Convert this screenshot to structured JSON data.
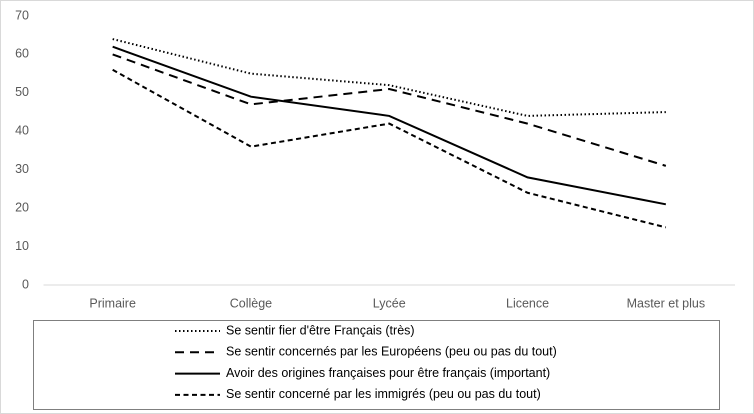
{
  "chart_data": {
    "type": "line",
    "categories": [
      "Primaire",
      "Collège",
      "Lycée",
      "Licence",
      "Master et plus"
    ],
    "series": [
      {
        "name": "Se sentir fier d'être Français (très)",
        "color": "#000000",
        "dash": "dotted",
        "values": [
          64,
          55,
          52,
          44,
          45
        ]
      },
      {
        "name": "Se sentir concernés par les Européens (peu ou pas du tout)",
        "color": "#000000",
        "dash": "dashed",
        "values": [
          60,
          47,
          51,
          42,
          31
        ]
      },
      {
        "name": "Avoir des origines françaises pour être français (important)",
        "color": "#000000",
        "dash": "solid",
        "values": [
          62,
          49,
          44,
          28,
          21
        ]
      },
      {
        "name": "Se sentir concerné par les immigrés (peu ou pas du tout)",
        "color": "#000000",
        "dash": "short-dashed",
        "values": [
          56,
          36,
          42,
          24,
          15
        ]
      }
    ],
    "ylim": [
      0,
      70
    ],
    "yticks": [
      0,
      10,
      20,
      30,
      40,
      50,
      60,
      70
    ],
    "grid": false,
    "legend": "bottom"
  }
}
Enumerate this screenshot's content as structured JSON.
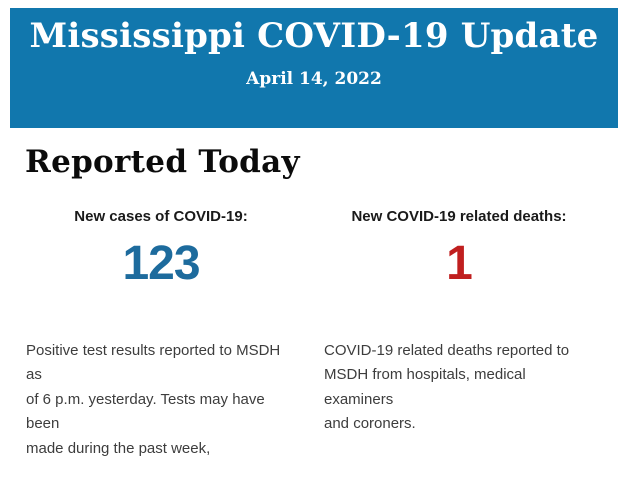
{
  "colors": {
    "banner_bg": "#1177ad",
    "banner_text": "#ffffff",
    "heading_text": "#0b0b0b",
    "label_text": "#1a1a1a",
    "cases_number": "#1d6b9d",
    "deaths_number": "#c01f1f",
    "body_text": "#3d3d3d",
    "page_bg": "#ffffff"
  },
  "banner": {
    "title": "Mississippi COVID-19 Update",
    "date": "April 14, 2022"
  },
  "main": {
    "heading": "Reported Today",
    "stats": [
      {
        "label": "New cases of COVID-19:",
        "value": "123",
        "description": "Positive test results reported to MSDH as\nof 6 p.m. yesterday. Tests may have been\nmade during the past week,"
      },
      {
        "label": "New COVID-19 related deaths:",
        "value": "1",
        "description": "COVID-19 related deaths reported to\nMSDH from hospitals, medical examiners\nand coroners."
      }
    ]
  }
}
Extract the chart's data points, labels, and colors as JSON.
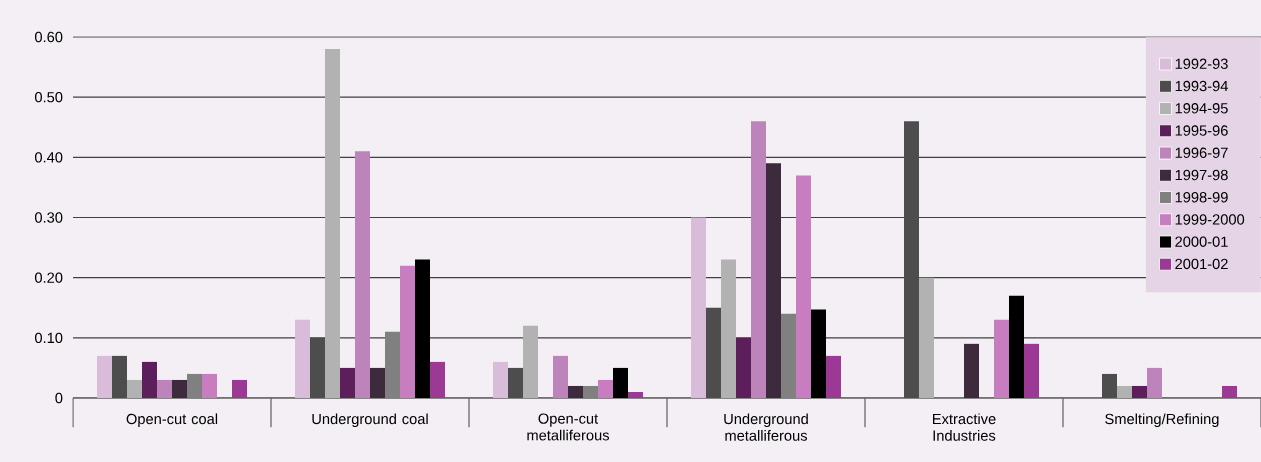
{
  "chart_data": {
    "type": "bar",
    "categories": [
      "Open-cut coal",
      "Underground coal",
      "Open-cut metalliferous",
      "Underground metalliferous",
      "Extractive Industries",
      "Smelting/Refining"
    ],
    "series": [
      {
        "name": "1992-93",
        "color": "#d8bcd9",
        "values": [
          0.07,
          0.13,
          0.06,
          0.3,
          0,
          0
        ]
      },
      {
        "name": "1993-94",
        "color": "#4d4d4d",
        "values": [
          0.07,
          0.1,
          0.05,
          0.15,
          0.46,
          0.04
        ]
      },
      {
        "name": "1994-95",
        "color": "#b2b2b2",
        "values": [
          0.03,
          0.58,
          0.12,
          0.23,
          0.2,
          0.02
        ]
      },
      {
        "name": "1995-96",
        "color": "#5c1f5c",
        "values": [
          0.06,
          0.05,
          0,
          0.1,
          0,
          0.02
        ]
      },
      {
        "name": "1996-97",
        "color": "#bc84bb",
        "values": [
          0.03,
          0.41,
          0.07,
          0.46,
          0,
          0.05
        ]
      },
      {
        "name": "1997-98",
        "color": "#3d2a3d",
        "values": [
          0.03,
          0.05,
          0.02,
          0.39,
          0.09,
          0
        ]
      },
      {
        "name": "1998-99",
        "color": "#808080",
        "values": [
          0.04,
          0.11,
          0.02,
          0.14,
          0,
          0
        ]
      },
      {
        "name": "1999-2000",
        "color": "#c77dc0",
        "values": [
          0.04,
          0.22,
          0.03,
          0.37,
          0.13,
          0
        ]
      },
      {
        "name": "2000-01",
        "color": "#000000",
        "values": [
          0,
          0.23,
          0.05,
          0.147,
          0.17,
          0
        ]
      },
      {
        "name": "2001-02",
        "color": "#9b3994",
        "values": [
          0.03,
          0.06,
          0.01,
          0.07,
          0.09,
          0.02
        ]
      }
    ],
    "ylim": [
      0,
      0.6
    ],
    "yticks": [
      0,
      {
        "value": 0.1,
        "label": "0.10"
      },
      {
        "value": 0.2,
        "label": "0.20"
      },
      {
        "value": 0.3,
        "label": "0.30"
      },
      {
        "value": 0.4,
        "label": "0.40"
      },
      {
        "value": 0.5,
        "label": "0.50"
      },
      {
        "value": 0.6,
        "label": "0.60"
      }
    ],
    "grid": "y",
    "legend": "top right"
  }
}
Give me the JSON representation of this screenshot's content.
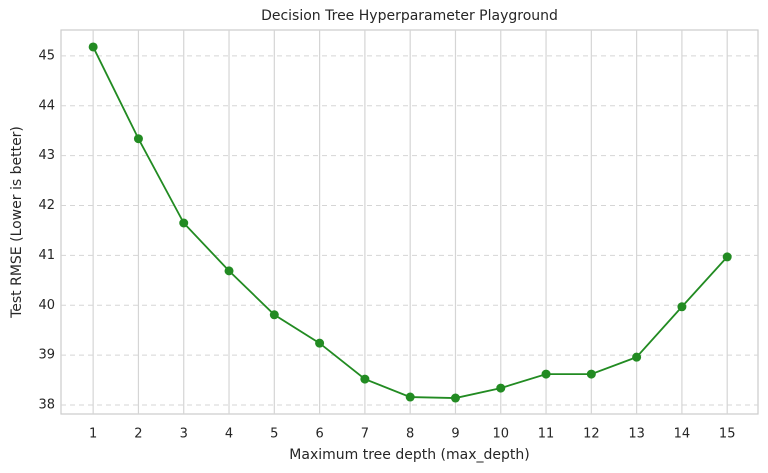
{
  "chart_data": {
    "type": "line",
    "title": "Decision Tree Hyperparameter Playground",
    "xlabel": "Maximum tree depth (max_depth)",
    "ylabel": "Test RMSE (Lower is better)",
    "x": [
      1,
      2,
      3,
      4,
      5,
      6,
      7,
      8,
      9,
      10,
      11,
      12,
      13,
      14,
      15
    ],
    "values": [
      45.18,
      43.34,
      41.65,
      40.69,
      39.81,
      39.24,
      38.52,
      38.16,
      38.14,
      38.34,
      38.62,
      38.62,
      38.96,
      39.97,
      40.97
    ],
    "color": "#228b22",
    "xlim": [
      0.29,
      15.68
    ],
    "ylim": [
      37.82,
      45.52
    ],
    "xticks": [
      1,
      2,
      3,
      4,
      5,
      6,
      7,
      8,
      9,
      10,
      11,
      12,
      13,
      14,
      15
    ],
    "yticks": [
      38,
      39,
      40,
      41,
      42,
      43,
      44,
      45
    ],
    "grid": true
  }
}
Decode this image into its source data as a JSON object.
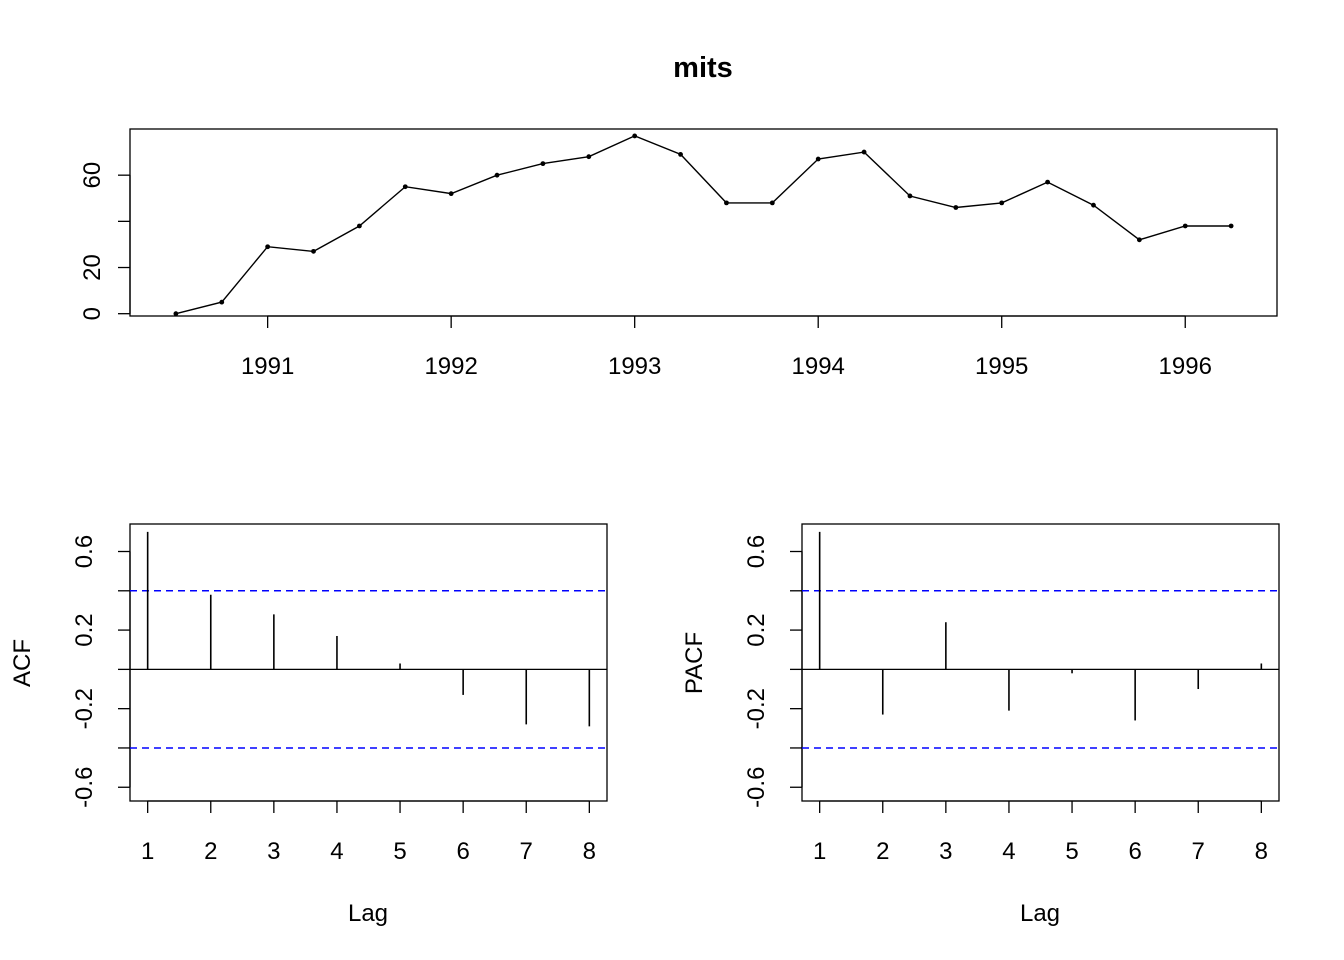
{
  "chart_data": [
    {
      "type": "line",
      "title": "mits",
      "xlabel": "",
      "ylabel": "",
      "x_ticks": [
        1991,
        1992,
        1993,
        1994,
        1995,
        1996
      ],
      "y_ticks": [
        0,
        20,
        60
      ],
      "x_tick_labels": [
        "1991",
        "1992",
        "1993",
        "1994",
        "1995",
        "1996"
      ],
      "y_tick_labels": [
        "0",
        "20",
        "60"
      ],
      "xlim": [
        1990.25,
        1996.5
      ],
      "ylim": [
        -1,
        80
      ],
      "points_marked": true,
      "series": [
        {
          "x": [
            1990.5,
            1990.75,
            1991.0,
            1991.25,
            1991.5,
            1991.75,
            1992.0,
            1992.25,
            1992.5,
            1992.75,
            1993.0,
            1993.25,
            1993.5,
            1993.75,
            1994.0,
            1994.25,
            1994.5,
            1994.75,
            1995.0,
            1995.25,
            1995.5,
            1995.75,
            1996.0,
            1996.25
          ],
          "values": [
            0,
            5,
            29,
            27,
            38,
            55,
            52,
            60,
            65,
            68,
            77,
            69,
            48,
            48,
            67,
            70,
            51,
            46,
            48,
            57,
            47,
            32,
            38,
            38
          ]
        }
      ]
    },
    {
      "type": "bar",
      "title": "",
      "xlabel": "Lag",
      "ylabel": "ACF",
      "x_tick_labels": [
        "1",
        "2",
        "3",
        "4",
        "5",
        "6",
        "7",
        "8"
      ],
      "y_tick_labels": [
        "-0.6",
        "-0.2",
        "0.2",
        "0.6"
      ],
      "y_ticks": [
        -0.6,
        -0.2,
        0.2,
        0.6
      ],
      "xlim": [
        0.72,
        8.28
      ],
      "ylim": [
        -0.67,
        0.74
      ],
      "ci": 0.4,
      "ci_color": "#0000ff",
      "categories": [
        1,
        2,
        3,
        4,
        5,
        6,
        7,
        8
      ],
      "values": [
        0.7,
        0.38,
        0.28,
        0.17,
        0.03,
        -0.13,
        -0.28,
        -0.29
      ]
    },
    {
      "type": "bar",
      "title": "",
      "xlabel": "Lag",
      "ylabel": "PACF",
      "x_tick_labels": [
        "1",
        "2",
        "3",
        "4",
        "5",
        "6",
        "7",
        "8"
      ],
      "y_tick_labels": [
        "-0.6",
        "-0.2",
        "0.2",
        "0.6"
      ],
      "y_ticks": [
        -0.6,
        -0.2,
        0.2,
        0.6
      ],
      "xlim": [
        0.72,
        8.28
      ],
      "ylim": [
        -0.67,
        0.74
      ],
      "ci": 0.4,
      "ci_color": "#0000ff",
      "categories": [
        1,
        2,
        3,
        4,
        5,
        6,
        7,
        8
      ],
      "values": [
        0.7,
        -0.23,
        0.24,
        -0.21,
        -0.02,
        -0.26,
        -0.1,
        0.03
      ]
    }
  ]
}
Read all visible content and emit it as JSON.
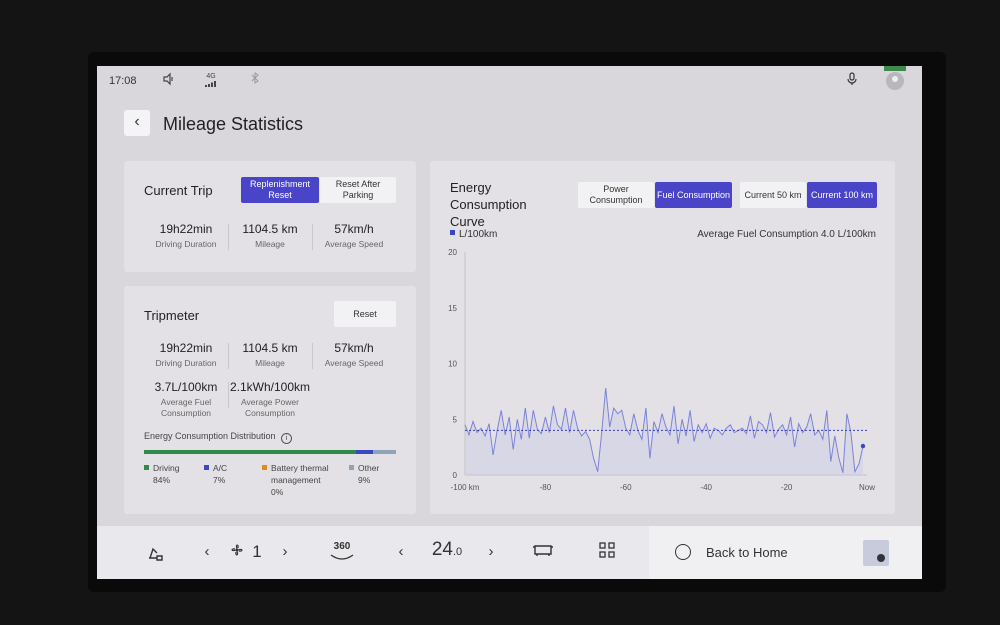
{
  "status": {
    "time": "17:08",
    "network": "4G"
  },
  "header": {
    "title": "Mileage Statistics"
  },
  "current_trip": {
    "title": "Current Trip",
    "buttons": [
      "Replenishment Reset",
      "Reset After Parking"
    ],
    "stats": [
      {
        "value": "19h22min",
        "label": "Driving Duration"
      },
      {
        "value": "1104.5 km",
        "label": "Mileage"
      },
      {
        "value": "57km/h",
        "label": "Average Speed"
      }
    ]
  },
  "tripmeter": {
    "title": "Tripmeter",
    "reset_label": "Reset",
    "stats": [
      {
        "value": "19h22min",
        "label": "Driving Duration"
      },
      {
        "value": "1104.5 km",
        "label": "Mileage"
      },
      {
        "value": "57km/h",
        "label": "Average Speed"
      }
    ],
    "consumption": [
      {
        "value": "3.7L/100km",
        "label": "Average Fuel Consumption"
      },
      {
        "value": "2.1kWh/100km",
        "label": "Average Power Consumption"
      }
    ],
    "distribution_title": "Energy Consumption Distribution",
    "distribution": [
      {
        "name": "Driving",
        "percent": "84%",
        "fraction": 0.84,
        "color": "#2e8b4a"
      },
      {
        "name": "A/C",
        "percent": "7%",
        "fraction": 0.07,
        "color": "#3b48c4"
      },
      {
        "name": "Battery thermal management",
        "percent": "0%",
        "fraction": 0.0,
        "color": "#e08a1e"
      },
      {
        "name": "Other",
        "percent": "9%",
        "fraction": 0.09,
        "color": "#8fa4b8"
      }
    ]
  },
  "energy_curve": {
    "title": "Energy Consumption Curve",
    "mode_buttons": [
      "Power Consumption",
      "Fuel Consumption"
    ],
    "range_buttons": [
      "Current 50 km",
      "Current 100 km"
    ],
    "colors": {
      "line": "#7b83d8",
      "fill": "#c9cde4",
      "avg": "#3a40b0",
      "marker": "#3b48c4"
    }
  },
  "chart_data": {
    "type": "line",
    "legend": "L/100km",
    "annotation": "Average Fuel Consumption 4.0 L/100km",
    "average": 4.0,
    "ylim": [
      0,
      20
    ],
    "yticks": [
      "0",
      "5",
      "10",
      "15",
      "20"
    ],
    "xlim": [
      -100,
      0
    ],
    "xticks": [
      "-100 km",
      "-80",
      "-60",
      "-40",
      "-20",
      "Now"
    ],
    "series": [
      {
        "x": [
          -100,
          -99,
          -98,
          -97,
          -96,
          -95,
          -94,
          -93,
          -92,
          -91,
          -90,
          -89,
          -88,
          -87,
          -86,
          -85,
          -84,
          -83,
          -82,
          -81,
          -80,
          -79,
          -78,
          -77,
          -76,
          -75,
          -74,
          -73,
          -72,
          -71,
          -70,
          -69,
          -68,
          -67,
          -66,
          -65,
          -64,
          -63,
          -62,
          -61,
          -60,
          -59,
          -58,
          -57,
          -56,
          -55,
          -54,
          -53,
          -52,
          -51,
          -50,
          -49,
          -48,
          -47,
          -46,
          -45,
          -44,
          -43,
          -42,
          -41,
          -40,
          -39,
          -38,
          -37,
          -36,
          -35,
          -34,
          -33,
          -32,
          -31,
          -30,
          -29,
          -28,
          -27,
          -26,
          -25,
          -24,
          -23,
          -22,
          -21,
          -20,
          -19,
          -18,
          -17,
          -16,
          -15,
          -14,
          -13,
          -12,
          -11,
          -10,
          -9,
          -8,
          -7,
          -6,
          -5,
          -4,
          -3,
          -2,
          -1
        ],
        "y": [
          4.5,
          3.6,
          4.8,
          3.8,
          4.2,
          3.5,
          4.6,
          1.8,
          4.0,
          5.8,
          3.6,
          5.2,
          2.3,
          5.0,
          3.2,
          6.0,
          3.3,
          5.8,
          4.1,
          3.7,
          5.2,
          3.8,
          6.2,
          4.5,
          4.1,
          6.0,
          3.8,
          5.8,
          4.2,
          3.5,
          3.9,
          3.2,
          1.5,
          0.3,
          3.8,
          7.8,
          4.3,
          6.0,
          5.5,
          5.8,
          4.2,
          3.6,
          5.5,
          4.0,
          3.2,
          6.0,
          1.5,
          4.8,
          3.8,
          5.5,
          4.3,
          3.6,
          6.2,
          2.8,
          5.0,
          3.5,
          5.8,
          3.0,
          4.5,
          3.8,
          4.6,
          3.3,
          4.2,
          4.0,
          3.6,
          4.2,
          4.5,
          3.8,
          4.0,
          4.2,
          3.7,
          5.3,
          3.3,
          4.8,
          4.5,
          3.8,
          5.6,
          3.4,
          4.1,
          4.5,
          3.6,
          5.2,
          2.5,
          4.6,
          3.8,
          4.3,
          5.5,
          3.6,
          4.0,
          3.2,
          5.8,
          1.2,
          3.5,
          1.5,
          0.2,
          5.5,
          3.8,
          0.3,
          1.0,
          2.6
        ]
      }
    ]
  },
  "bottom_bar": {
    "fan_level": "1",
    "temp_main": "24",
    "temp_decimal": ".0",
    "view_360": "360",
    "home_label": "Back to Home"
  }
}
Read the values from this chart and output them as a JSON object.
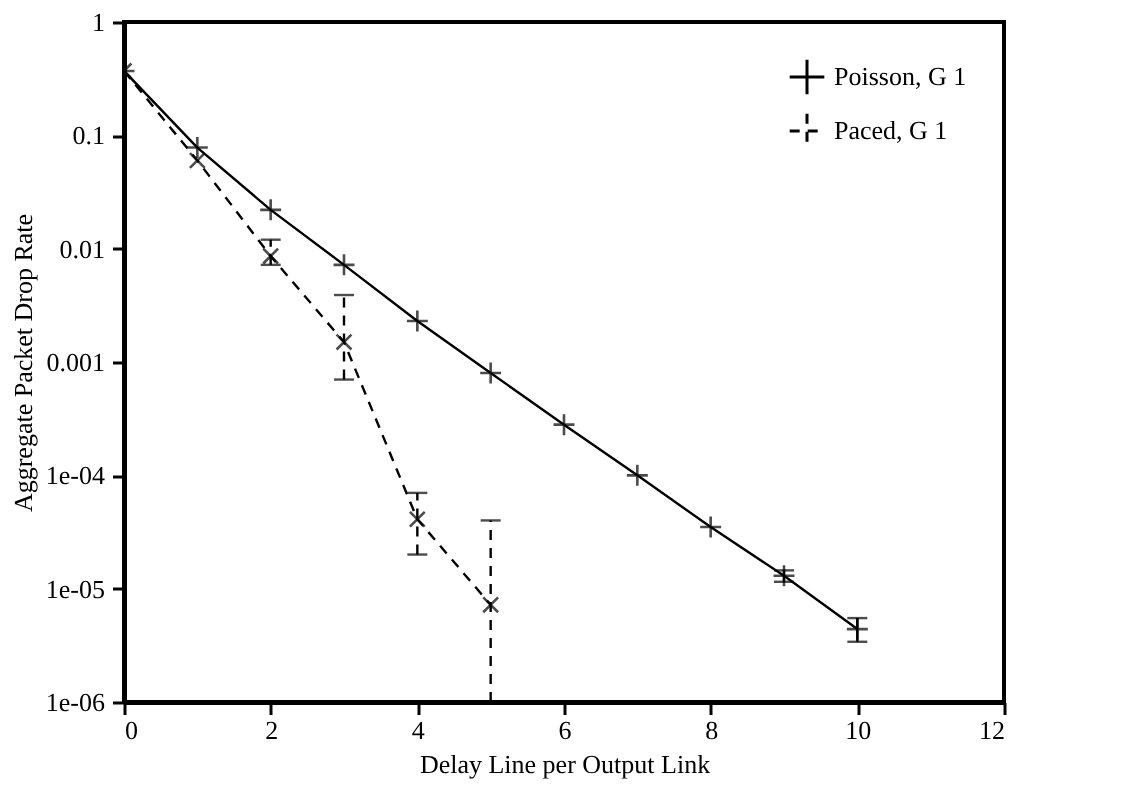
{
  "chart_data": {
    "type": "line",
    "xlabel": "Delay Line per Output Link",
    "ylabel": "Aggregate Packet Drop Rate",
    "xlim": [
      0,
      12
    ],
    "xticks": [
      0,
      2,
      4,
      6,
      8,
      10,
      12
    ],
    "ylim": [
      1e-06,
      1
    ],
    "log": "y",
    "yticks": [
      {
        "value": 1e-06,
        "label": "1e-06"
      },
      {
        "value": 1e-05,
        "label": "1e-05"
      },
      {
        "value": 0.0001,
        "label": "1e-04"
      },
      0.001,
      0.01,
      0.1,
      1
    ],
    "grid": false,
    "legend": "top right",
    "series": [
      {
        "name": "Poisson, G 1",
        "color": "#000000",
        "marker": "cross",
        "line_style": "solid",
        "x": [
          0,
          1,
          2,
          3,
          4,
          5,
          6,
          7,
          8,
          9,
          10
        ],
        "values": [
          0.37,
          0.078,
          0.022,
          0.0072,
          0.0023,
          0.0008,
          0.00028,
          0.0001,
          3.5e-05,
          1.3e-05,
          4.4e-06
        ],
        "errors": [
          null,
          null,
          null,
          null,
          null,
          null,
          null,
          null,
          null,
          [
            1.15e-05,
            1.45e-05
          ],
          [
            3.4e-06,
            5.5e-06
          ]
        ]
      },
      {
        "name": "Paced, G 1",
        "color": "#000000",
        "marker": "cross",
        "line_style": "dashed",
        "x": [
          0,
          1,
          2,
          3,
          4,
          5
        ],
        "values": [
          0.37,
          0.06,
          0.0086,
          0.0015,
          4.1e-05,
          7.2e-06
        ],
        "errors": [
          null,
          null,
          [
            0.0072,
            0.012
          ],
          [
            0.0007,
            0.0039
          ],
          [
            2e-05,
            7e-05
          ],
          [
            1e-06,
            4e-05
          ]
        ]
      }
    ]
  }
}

========

• [Task to complete]:
Identify the lines in the entries above that contain "object", then copy them out.

• [Response below]:
Decode this image into its source data as a JSON object.
Read the values from this chart and output them as a JSON object.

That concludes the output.